— Begin —

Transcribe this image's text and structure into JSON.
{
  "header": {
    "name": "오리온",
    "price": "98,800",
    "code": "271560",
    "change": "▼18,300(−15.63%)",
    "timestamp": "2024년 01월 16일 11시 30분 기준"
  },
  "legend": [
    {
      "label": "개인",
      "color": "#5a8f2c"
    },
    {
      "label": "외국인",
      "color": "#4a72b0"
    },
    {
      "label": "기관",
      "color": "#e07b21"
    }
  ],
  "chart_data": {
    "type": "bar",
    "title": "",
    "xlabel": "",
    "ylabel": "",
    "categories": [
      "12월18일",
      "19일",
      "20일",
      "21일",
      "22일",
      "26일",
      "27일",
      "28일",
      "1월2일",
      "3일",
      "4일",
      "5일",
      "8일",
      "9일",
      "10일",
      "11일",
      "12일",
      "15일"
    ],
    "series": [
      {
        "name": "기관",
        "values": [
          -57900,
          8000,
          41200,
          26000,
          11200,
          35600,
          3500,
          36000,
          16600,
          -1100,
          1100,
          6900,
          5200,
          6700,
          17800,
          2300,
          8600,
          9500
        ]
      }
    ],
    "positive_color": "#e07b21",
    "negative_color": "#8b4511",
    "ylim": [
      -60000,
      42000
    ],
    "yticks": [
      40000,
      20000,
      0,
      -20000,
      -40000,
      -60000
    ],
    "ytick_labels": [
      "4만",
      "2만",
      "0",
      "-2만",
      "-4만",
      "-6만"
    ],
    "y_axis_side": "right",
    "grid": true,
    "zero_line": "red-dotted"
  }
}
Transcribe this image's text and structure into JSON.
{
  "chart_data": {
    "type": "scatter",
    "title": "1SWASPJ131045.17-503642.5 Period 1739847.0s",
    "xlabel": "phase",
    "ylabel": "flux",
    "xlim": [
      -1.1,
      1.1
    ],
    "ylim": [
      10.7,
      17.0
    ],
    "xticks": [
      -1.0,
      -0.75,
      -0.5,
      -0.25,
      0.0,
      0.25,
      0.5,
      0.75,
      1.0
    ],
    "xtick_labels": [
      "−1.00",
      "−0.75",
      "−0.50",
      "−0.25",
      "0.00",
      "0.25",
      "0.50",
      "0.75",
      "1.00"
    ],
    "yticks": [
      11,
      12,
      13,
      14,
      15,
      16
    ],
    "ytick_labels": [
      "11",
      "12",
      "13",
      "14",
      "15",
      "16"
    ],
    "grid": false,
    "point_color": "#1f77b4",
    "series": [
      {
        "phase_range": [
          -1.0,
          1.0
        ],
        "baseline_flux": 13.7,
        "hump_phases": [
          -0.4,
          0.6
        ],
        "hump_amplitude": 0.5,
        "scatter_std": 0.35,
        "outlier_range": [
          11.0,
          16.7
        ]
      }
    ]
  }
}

— End —

TASK INSTRUCTIONS:
Output the records above in their entirety, exactly.

IN RESPONSE:
Transcribe this image's text and structure into JSON.
{
  "header": {
    "name": "오리온",
    "price": "98,800",
    "code": "271560",
    "change": "▼18,300(−15.63%)",
    "timestamp": "2024년 01월 16일 11시 30분 기준"
  },
  "legend": [
    {
      "label": "개인",
      "color": "#5a8f2c"
    },
    {
      "label": "외국인",
      "color": "#4a72b0"
    },
    {
      "label": "기관",
      "color": "#e07b21"
    }
  ],
  "chart_data": {
    "type": "bar",
    "title": "",
    "xlabel": "",
    "ylabel": "",
    "categories": [
      "12월18일",
      "19일",
      "20일",
      "21일",
      "22일",
      "26일",
      "27일",
      "28일",
      "1월2일",
      "3일",
      "4일",
      "5일",
      "8일",
      "9일",
      "10일",
      "11일",
      "12일",
      "15일"
    ],
    "series": [
      {
        "name": "기관",
        "values": [
          -57900,
          8000,
          41200,
          26000,
          11200,
          35600,
          3500,
          36000,
          16600,
          -1100,
          1100,
          6900,
          5200,
          6700,
          17800,
          2300,
          8600,
          9500
        ]
      }
    ],
    "positive_color": "#e07b21",
    "negative_color": "#8b4511",
    "ylim": [
      -60000,
      42000
    ],
    "yticks": [
      40000,
      20000,
      0,
      -20000,
      -40000,
      -60000
    ],
    "ytick_labels": [
      "4만",
      "2만",
      "0",
      "-2만",
      "-4만",
      "-6만"
    ],
    "y_axis_side": "right",
    "grid": true,
    "zero_line": "red-dotted"
  }
}
Transcribe this image's text and structure into JSON.
{
  "chart_data": {
    "type": "scatter",
    "title": "1SWASPJ131045.17-503642.5 Period 1739847.0s",
    "xlabel": "phase",
    "ylabel": "flux",
    "xlim": [
      -1.1,
      1.1
    ],
    "ylim": [
      10.7,
      17.0
    ],
    "xticks": [
      -1.0,
      -0.75,
      -0.5,
      -0.25,
      0.0,
      0.25,
      0.5,
      0.75,
      1.0
    ],
    "xtick_labels": [
      "−1.00",
      "−0.75",
      "−0.50",
      "−0.25",
      "0.00",
      "0.25",
      "0.50",
      "0.75",
      "1.00"
    ],
    "yticks": [
      11,
      12,
      13,
      14,
      15,
      16
    ],
    "ytick_labels": [
      "11",
      "12",
      "13",
      "14",
      "15",
      "16"
    ],
    "grid": false,
    "point_color": "#1f77b4",
    "series": [
      {
        "phase_range": [
          -1.0,
          1.0
        ],
        "baseline_flux": 13.7,
        "hump_phases": [
          -0.4,
          0.6
        ],
        "hump_amplitude": 0.5,
        "scatter_std": 0.35,
        "outlier_range": [
          11.0,
          16.7
        ]
      }
    ]
  }
}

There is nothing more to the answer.